:: Stated goal ::
Produce a word-for-word copy of the listing below without its pictures.

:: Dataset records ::
□ □ □

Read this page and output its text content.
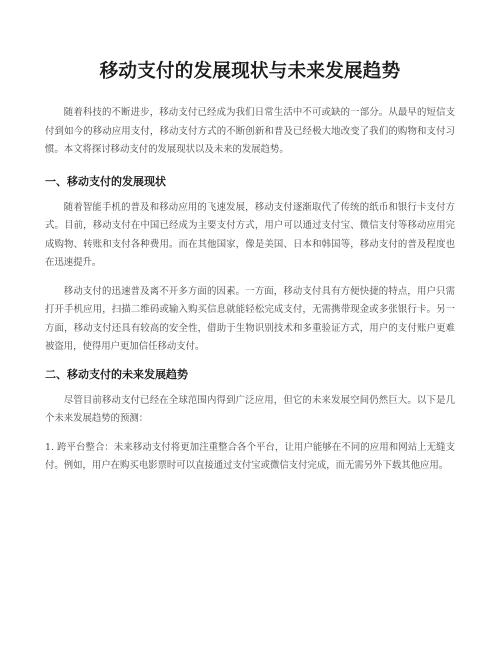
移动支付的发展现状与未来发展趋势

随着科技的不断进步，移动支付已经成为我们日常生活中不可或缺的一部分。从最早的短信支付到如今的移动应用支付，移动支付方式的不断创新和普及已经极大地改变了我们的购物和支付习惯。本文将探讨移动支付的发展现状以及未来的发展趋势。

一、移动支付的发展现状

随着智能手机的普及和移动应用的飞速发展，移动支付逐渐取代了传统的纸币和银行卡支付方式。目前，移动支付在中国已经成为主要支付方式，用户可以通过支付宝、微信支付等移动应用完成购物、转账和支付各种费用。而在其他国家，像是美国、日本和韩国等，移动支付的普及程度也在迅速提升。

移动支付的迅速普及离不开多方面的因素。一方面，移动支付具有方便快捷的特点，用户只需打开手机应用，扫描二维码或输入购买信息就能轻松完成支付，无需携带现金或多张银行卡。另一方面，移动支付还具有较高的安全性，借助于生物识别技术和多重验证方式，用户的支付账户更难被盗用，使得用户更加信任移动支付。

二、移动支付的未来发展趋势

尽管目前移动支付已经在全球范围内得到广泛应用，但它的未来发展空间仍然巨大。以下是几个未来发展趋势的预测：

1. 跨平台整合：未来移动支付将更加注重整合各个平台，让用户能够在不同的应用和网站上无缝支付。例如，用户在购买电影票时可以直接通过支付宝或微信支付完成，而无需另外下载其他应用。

□ □ □

:: Response for this exercise ::
Read this page and output its text content.
移动支付的发展现状与未来发展趋势

随着科技的不断进步，移动支付已经成为我们日常生活中不可或缺的一部分。从最早的短信支付到如今的移动应用支付，移动支付方式的不断创新和普及已经极大地改变了我们的购物和支付习惯。本文将探讨移动支付的发展现状以及未来的发展趋势。

一、移动支付的发展现状

随着智能手机的普及和移动应用的飞速发展，移动支付逐渐取代了传统的纸币和银行卡支付方式。目前，移动支付在中国已经成为主要支付方式，用户可以通过支付宝、微信支付等移动应用完成购物、转账和支付各种费用。而在其他国家，像是美国、日本和韩国等，移动支付的普及程度也在迅速提升。

移动支付的迅速普及离不开多方面的因素。一方面，移动支付具有方便快捷的特点，用户只需打开手机应用，扫描二维码或输入购买信息就能轻松完成支付，无需携带现金或多张银行卡。另一方面，移动支付还具有较高的安全性，借助于生物识别技术和多重验证方式，用户的支付账户更难被盗用，使得用户更加信任移动支付。

二、移动支付的未来发展趋势

尽管目前移动支付已经在全球范围内得到广泛应用，但它的未来发展空间仍然巨大。以下是几个未来发展趋势的预测：

1. 跨平台整合：未来移动支付将更加注重整合各个平台，让用户能够在不同的应用和网站上无缝支付。例如，用户在购买电影票时可以直接通过支付宝或微信支付完成，而无需另外下载其他应用。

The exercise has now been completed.